- BRIEF:
Read the material below and count the lines holding the string "subsidy". Give that count with nothing added.

:::::

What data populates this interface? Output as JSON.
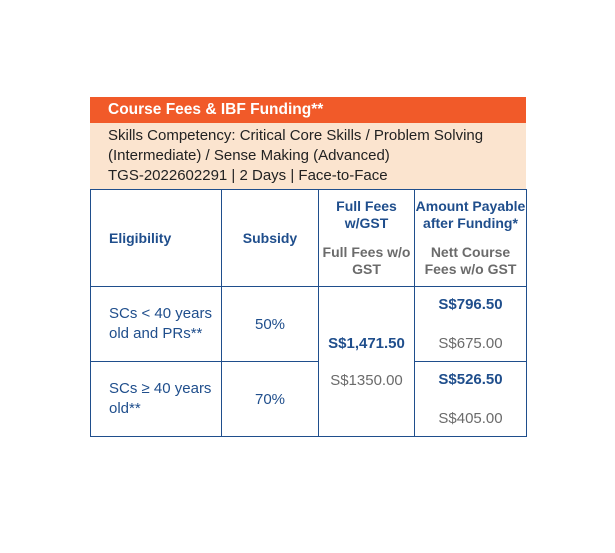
{
  "title": "Course Fees & IBF Funding**",
  "info_lines": [
    "Skills Competency: Critical Core Skills / Problem Solving",
    "(Intermediate) / Sense Making (Advanced)",
    "TGS-2022602291 | 2 Days  |  Face-to-Face"
  ],
  "headers": {
    "eligibility": "Eligibility",
    "subsidy": "Subsidy",
    "full_fees_top": "Full Fees w/GST",
    "full_fees_bottom": "Full Fees w/o GST",
    "payable_top": "Amount Payable after Funding*",
    "payable_bottom": "Nett Course Fees w/o GST"
  },
  "full_fees": {
    "with_gst": "S$1,471.50",
    "without_gst": "S$1350.00"
  },
  "rows": [
    {
      "eligibility": "SCs < 40 years old and PRs**",
      "subsidy": "50%",
      "payable_with_gst": "S$796.50",
      "payable_without_gst": "S$675.00"
    },
    {
      "eligibility": "SCs ≥ 40 years old**",
      "subsidy": "70%",
      "payable_with_gst": "S$526.50",
      "payable_without_gst": "S$405.00"
    }
  ],
  "colors": {
    "title_bar": "#f15a29",
    "info_bg": "#fbe4cf",
    "accent_blue": "#1f4e8c",
    "muted_gray": "#6b6b6b"
  }
}
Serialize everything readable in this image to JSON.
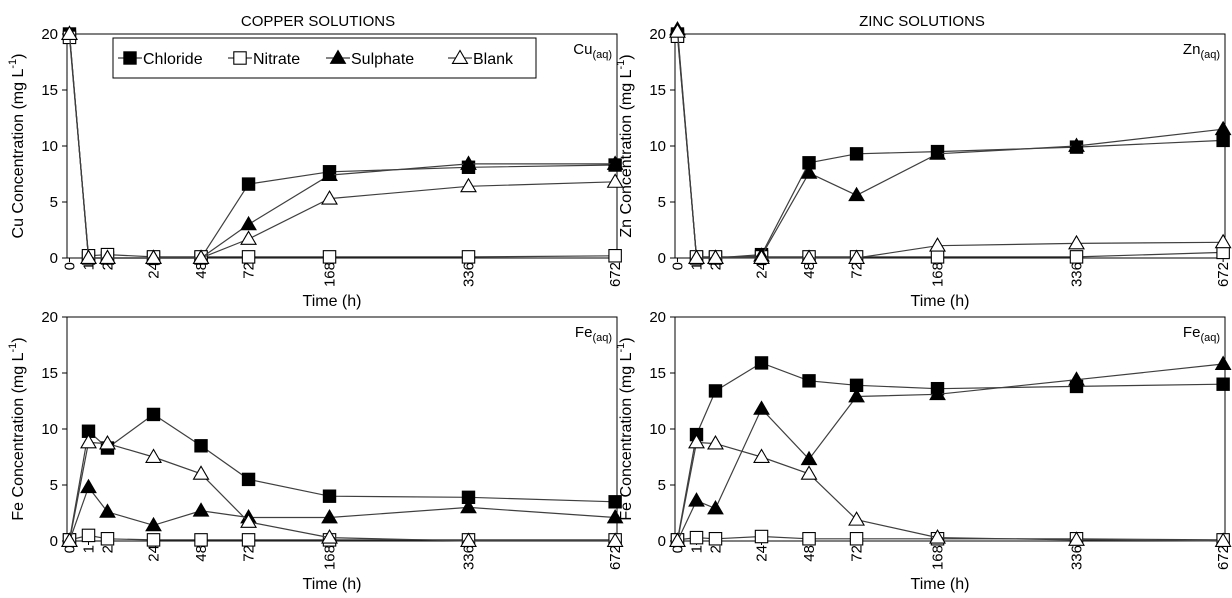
{
  "figure_titles": [
    "COPPER SOLUTIONS",
    "ZINC SOLUTIONS"
  ],
  "legend": {
    "entries": [
      {
        "label": "Chloride",
        "marker": "square-filled"
      },
      {
        "label": "Nitrate",
        "marker": "square-open"
      },
      {
        "label": "Sulphate",
        "marker": "triangle-filled"
      },
      {
        "label": "Blank",
        "marker": "triangle-open"
      }
    ]
  },
  "colors": {
    "line": "#3f3f3f",
    "marker": "#000000",
    "axis": "#000000"
  },
  "chart_data": [
    {
      "type": "line",
      "title": "COPPER SOLUTIONS",
      "panel_label": {
        "main": "Cu",
        "sub": "(aq)"
      },
      "xlabel": "Time (h)",
      "ylabel": "Cu Concentration (mg L-1)",
      "x_ticks": [
        "0",
        "1",
        "2",
        "24",
        "48",
        "72",
        "168",
        "336",
        "672"
      ],
      "y_ticks": [
        "0",
        "5",
        "10",
        "15",
        "20"
      ],
      "ylim": [
        0,
        20
      ],
      "grid": false,
      "legend_position": "top",
      "series": [
        {
          "name": "Chloride",
          "values": [
            20,
            0,
            0,
            0,
            0,
            6.6,
            7.7,
            8.1,
            8.3
          ]
        },
        {
          "name": "Nitrate",
          "values": [
            19.7,
            0.2,
            0.3,
            0.1,
            0.1,
            0.1,
            0.1,
            0.1,
            0.2
          ]
        },
        {
          "name": "Sulphate",
          "values": [
            20,
            0,
            0,
            0,
            0,
            3.0,
            7.4,
            8.4,
            8.4
          ]
        },
        {
          "name": "Blank",
          "values": [
            20,
            0,
            0,
            0,
            0,
            1.7,
            5.3,
            6.4,
            6.8
          ]
        }
      ]
    },
    {
      "type": "line",
      "title": "ZINC SOLUTIONS",
      "panel_label": {
        "main": "Zn",
        "sub": "(aq)"
      },
      "xlabel": "Time (h)",
      "ylabel": "Zn Concentration (mg L-1)",
      "x_ticks": [
        "0",
        "1",
        "2",
        "24",
        "48",
        "72",
        "168",
        "336",
        "672"
      ],
      "y_ticks": [
        "0",
        "5",
        "10",
        "15",
        "20"
      ],
      "ylim": [
        0,
        20
      ],
      "grid": false,
      "series": [
        {
          "name": "Chloride",
          "values": [
            20,
            0,
            0,
            0.3,
            8.5,
            9.3,
            9.5,
            9.9,
            10.5
          ]
        },
        {
          "name": "Nitrate",
          "values": [
            19.8,
            0.1,
            0.1,
            0.1,
            0.1,
            0.1,
            0.1,
            0.1,
            0.5
          ]
        },
        {
          "name": "Sulphate",
          "values": [
            20.4,
            0,
            0,
            0.2,
            7.6,
            5.6,
            9.3,
            10.0,
            11.5
          ]
        },
        {
          "name": "Blank",
          "values": [
            20.2,
            0,
            0,
            0,
            0,
            0,
            1.1,
            1.3,
            1.4
          ]
        }
      ]
    },
    {
      "type": "line",
      "panel_label": {
        "main": "Fe",
        "sub": "(aq)"
      },
      "xlabel": "Time (h)",
      "ylabel": "Fe Concentration (mg L-1)",
      "x_ticks": [
        "0",
        "1",
        "2",
        "24",
        "48",
        "72",
        "168",
        "336",
        "672"
      ],
      "y_ticks": [
        "0",
        "5",
        "10",
        "15",
        "20"
      ],
      "ylim": [
        0,
        20
      ],
      "grid": false,
      "series": [
        {
          "name": "Chloride",
          "values": [
            0.1,
            9.8,
            8.3,
            11.3,
            8.5,
            5.5,
            4.0,
            3.9,
            3.5
          ]
        },
        {
          "name": "Nitrate",
          "values": [
            0.1,
            0.5,
            0.2,
            0.1,
            0.1,
            0.1,
            0.1,
            0.1,
            0.1
          ]
        },
        {
          "name": "Sulphate",
          "values": [
            0,
            4.8,
            2.6,
            1.4,
            2.7,
            2.1,
            2.1,
            3.0,
            2.1
          ]
        },
        {
          "name": "Blank",
          "values": [
            0,
            8.8,
            8.7,
            7.5,
            6.0,
            1.7,
            0.3,
            0.0,
            0.0
          ]
        }
      ]
    },
    {
      "type": "line",
      "panel_label": {
        "main": "Fe",
        "sub": "(aq)"
      },
      "xlabel": "Time (h)",
      "ylabel": "Fe Concentration (mg L-1)",
      "x_ticks": [
        "0",
        "1",
        "2",
        "24",
        "48",
        "72",
        "168",
        "336",
        "672"
      ],
      "y_ticks": [
        "0",
        "5",
        "10",
        "15",
        "20"
      ],
      "ylim": [
        0,
        20
      ],
      "grid": false,
      "series": [
        {
          "name": "Chloride",
          "values": [
            0.1,
            9.5,
            13.4,
            15.9,
            14.3,
            13.9,
            13.6,
            13.8,
            14.0
          ]
        },
        {
          "name": "Nitrate",
          "values": [
            0.1,
            0.3,
            0.2,
            0.4,
            0.2,
            0.2,
            0.2,
            0.2,
            0.1
          ]
        },
        {
          "name": "Sulphate",
          "values": [
            0,
            3.6,
            2.9,
            11.8,
            7.3,
            12.9,
            13.1,
            14.4,
            15.8
          ]
        },
        {
          "name": "Blank",
          "values": [
            0,
            8.8,
            8.7,
            7.5,
            6.0,
            1.9,
            0.3,
            0.1,
            0.0
          ]
        }
      ]
    }
  ]
}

:::::

- EXERCISE ANSWER:
3